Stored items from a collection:
-------

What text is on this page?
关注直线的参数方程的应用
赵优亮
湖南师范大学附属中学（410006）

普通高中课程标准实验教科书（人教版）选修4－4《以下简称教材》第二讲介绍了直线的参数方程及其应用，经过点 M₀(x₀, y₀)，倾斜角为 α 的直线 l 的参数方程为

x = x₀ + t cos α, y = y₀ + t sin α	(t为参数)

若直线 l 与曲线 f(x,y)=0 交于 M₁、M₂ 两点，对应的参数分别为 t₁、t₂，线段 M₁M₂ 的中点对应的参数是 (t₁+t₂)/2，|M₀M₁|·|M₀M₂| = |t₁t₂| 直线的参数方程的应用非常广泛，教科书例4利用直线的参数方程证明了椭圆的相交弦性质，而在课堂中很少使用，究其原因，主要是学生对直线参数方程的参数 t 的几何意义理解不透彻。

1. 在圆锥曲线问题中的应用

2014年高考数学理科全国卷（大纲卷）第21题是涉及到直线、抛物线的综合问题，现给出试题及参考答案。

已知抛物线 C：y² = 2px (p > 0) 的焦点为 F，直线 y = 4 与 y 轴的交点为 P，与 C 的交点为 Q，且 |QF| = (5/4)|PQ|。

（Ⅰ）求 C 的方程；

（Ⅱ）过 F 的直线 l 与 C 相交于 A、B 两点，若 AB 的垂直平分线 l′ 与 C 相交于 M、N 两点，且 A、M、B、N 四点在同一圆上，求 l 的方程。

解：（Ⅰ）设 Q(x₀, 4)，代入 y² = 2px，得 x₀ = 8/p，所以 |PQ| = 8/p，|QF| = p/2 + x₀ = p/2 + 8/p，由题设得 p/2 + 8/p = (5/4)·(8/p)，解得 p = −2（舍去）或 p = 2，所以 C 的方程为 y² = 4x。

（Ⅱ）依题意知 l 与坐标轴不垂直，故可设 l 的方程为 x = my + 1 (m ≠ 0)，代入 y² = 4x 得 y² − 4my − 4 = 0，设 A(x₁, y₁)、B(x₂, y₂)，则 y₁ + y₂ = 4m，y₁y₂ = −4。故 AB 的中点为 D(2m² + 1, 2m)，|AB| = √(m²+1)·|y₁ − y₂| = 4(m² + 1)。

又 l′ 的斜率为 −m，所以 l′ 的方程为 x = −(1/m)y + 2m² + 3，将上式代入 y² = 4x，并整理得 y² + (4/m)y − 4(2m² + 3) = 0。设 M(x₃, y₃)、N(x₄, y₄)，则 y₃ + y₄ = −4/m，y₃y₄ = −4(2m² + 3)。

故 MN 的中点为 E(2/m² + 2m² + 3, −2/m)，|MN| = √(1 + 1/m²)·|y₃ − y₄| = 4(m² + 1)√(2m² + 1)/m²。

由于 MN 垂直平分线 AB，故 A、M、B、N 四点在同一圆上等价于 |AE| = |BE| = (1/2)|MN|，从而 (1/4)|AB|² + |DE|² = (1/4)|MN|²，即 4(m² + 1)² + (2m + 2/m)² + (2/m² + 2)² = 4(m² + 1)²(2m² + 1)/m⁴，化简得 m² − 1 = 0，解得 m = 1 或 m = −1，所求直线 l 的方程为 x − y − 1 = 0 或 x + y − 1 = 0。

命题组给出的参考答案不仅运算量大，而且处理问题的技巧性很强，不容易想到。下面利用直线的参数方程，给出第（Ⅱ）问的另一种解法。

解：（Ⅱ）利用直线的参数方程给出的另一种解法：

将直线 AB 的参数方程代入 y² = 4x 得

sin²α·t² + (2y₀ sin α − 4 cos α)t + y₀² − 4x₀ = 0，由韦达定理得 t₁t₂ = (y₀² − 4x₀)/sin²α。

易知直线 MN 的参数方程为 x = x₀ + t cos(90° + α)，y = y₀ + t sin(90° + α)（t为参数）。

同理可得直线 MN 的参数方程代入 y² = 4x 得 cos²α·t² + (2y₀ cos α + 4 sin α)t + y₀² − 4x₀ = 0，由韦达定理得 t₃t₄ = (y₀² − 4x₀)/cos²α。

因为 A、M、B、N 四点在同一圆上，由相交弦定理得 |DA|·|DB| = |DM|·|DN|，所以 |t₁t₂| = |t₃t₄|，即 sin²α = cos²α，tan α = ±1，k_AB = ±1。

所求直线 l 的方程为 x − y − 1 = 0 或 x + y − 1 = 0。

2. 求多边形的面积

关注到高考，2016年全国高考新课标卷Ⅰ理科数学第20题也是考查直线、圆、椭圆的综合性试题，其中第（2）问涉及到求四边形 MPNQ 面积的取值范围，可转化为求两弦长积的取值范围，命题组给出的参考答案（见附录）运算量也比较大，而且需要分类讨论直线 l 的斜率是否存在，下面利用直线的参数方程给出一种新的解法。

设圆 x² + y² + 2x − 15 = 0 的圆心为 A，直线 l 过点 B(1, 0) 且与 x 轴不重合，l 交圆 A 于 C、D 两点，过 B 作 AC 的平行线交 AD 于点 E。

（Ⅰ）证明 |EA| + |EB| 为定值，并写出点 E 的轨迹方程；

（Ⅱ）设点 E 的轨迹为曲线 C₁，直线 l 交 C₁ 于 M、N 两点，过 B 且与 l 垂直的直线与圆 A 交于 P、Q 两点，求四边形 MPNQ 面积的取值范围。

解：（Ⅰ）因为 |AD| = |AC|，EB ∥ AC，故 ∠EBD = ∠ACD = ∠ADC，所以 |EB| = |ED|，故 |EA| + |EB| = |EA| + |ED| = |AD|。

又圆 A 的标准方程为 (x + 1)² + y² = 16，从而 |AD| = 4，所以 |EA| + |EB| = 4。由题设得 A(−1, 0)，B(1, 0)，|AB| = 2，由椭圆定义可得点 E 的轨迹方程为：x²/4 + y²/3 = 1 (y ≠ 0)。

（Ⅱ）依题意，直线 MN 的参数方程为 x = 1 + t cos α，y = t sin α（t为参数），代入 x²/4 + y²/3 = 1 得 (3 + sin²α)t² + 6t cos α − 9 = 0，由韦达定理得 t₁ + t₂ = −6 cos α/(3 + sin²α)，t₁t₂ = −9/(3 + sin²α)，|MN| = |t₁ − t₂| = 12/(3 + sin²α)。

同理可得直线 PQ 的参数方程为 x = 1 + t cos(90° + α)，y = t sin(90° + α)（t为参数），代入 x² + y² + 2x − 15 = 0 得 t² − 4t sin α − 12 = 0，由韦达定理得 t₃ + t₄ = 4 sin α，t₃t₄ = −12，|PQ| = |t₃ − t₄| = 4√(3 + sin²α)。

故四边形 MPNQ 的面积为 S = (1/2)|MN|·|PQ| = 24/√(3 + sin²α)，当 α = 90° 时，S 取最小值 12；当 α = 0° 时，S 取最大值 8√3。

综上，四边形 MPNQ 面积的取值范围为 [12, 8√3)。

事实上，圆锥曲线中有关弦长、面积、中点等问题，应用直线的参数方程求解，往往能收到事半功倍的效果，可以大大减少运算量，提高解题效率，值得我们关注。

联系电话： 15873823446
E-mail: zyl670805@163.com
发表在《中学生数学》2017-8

-------

Short problem —
Working from the material above, state how many lines contain "cos²α"; give only the number.

Result of the task —
2